# [Your objective]
Return all the entries exactly, keeping pictures out.

Data entries
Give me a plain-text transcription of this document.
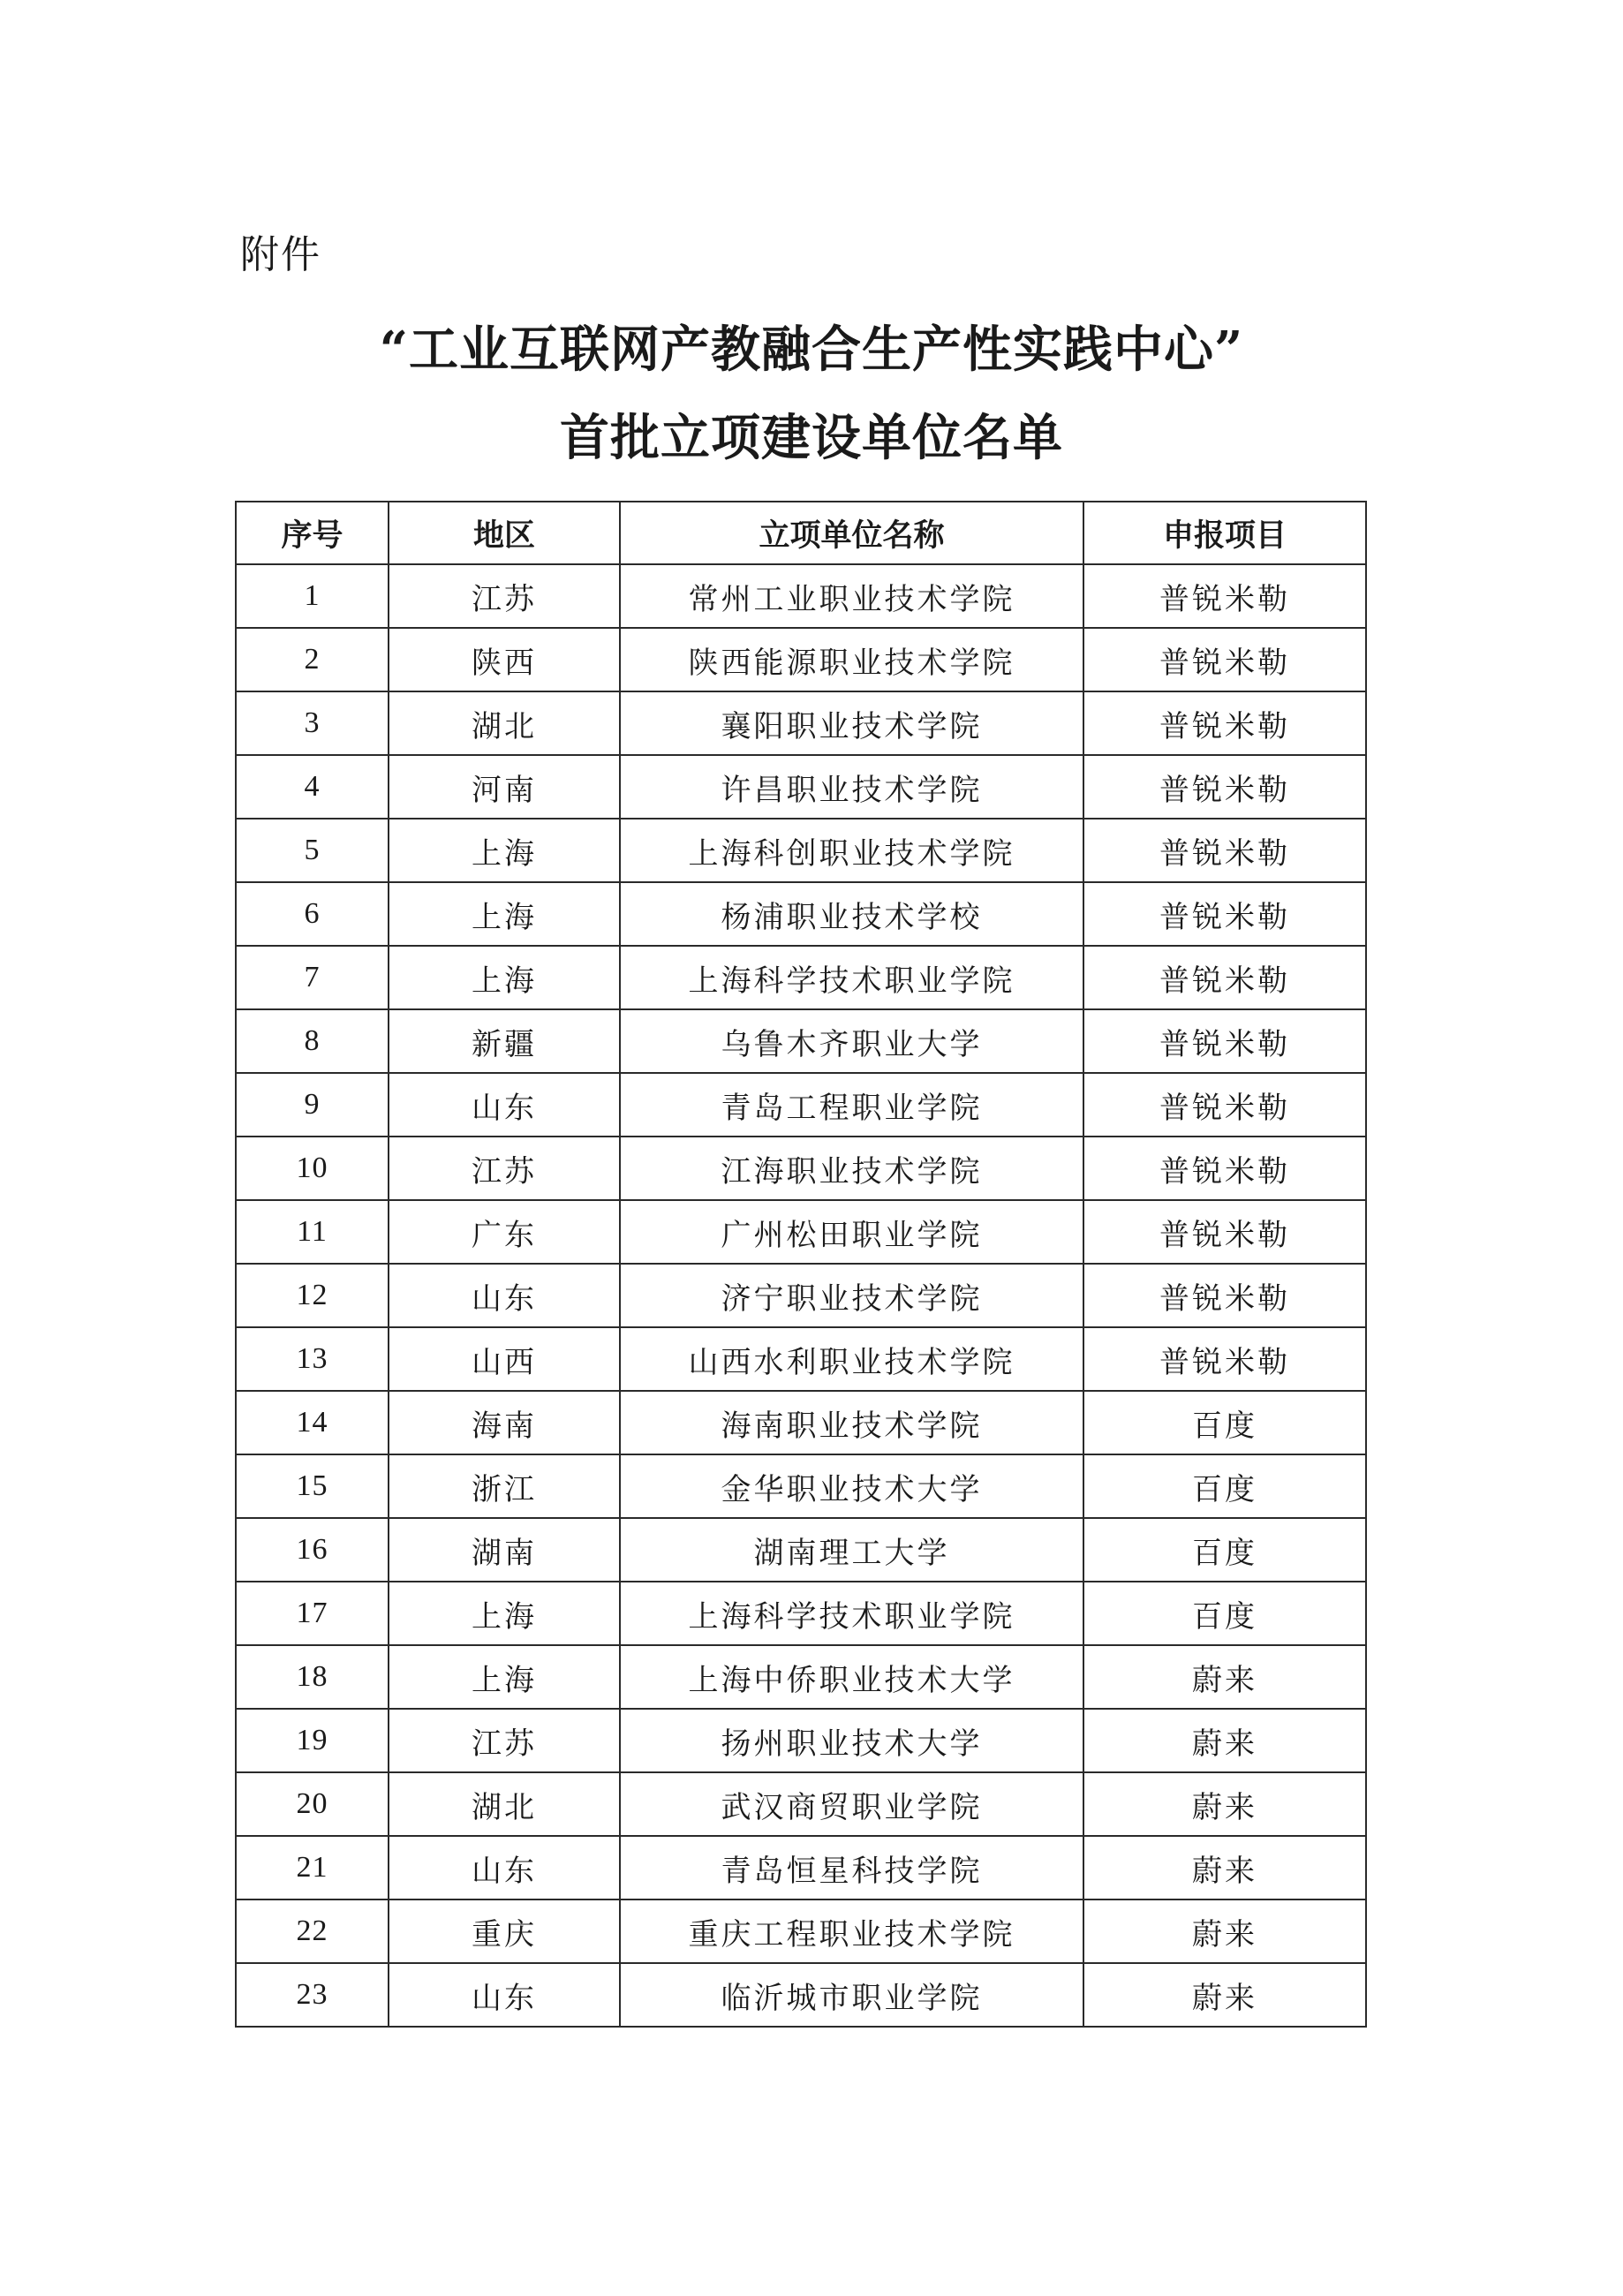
附件
“工业互联网产教融合生产性实践中心”
首批立项建设单位名单
序号	地区	立项单位名称	申报项目
1	江苏	常州工业职业技术学院	普锐米勒
2	陕西	陕西能源职业技术学院	普锐米勒
3	湖北	襄阳职业技术学院	普锐米勒
4	河南	许昌职业技术学院	普锐米勒
5	上海	上海科创职业技术学院	普锐米勒
6	上海	杨浦职业技术学校	普锐米勒
7	上海	上海科学技术职业学院	普锐米勒
8	新疆	乌鲁木齐职业大学	普锐米勒
9	山东	青岛工程职业学院	普锐米勒
10	江苏	江海职业技术学院	普锐米勒
11	广东	广州松田职业学院	普锐米勒
12	山东	济宁职业技术学院	普锐米勒
13	山西	山西水利职业技术学院	普锐米勒
14	海南	海南职业技术学院	百度
15	浙江	金华职业技术大学	百度
16	湖南	湖南理工大学	百度
17	上海	上海科学技术职业学院	百度
18	上海	上海中侨职业技术大学	蔚来
19	江苏	扬州职业技术大学	蔚来
20	湖北	武汉商贸职业学院	蔚来
21	山东	青岛恒星科技学院	蔚来
22	重庆	重庆工程职业技术学院	蔚来
23	山东	临沂城市职业学院	蔚来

# [Response to this exercise]
Give me a plain-text transcription of this document.
附件
“工业互联网产教融合生产性实践中心”
首批立项建设单位名单
序号	地区	立项单位名称	申报项目
1	江苏	常州工业职业技术学院	普锐米勒
2	陕西	陕西能源职业技术学院	普锐米勒
3	湖北	襄阳职业技术学院	普锐米勒
4	河南	许昌职业技术学院	普锐米勒
5	上海	上海科创职业技术学院	普锐米勒
6	上海	杨浦职业技术学校	普锐米勒
7	上海	上海科学技术职业学院	普锐米勒
8	新疆	乌鲁木齐职业大学	普锐米勒
9	山东	青岛工程职业学院	普锐米勒
10	江苏	江海职业技术学院	普锐米勒
11	广东	广州松田职业学院	普锐米勒
12	山东	济宁职业技术学院	普锐米勒
13	山西	山西水利职业技术学院	普锐米勒
14	海南	海南职业技术学院	百度
15	浙江	金华职业技术大学	百度
16	湖南	湖南理工大学	百度
17	上海	上海科学技术职业学院	百度
18	上海	上海中侨职业技术大学	蔚来
19	江苏	扬州职业技术大学	蔚来
20	湖北	武汉商贸职业学院	蔚来
21	山东	青岛恒星科技学院	蔚来
22	重庆	重庆工程职业技术学院	蔚来
23	山东	临沂城市职业学院	蔚来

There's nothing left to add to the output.